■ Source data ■
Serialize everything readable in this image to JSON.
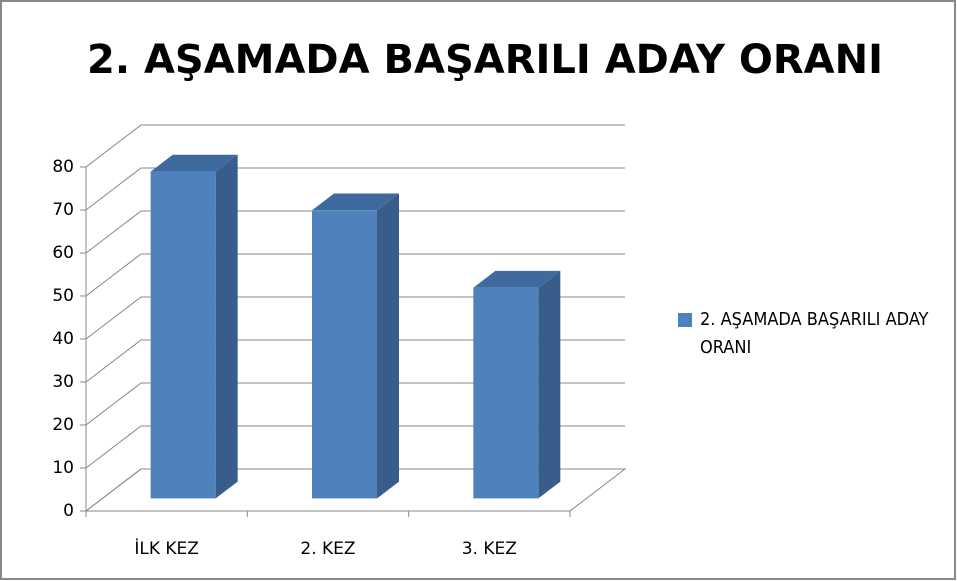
{
  "chart_data": {
    "type": "bar3d",
    "title": "2. AŞAMADA BAŞARILI ADAY ORANI",
    "categories": [
      "İLK KEZ",
      "2. KEZ",
      "3. KEZ"
    ],
    "series": [
      {
        "name": "2. AŞAMADA BAŞARILI ADAY ORANI",
        "color": "#4f81bd",
        "values": [
          76,
          67,
          49
        ]
      }
    ],
    "ylim": [
      0,
      80
    ],
    "yticks": [
      0,
      10,
      20,
      30,
      40,
      50,
      60,
      70,
      80
    ],
    "grid": true,
    "legend": "right"
  }
}
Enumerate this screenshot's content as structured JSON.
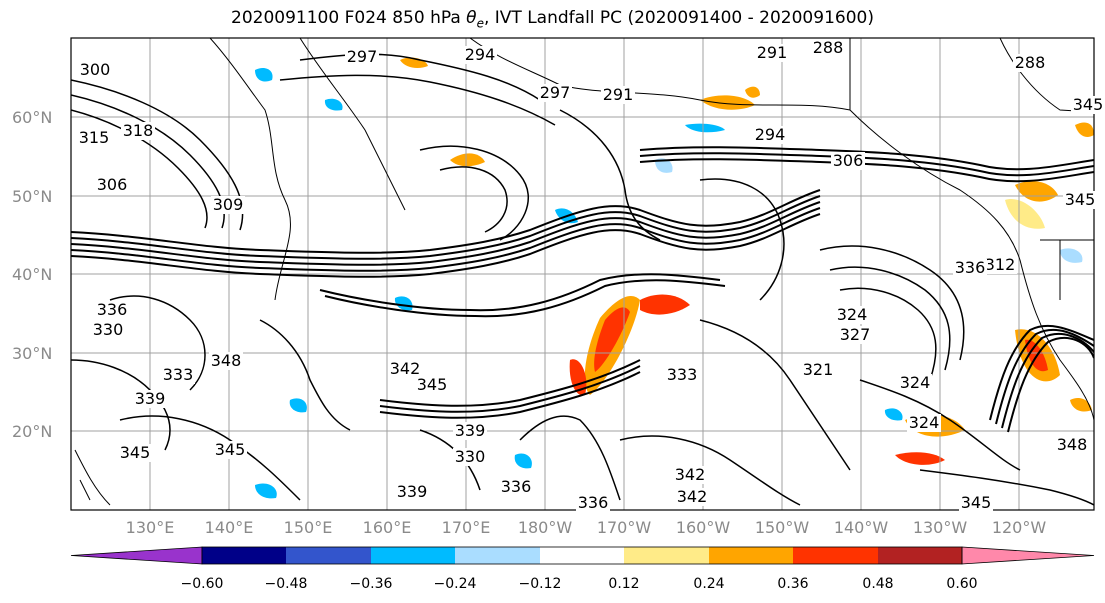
{
  "title_prefix": "2020091100 F024 850 hPa ",
  "title_symbol": "θ",
  "title_sub": "e",
  "title_suffix": ", IVT Landfall PC (2020091400 - 2020091600)",
  "lat_labels": [
    "60°N",
    "50°N",
    "40°N",
    "30°N",
    "20°N"
  ],
  "lon_labels": [
    "130°E",
    "140°E",
    "150°E",
    "160°E",
    "170°E",
    "180°W",
    "170°W",
    "160°W",
    "150°W",
    "140°W",
    "130°W",
    "120°W"
  ],
  "contour_labels": [
    "297",
    "294",
    "291",
    "288",
    "288",
    "300",
    "315",
    "318",
    "306",
    "309",
    "297",
    "291",
    "294",
    "306",
    "312",
    "324",
    "336",
    "330",
    "348",
    "333",
    "339",
    "345",
    "342",
    "345",
    "339",
    "336",
    "330",
    "342",
    "339",
    "345",
    "342",
    "345",
    "336",
    "333",
    "321",
    "327",
    "324",
    "324",
    "336",
    "348",
    "345",
    "345"
  ],
  "colorbar": {
    "colors": [
      "#9933cc",
      "#000088",
      "#3355cc",
      "#00bbff",
      "#aaddff",
      "#ffffff",
      "#ffeb88",
      "#ffa500",
      "#ff3300",
      "#b22222",
      "#ff88aa"
    ],
    "ticks": [
      "−0.60",
      "−0.48",
      "−0.36",
      "−0.24",
      "−0.12",
      "0.12",
      "0.24",
      "0.36",
      "0.48",
      "0.60"
    ]
  }
}
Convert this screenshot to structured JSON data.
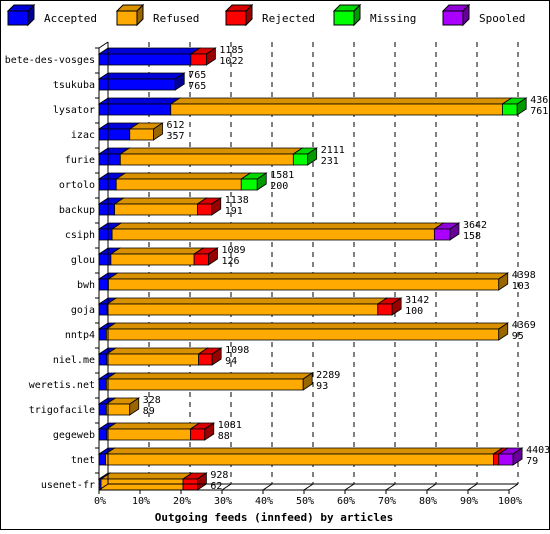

■ What needs to be done ■
Go through the records and gather the lines that hold "JSON".

■ Exercise result ■
Serialize everything readable in this image to JSON.
Enumerate this screenshot's content as structured JSON.
Convert this screenshot to structured JSON data.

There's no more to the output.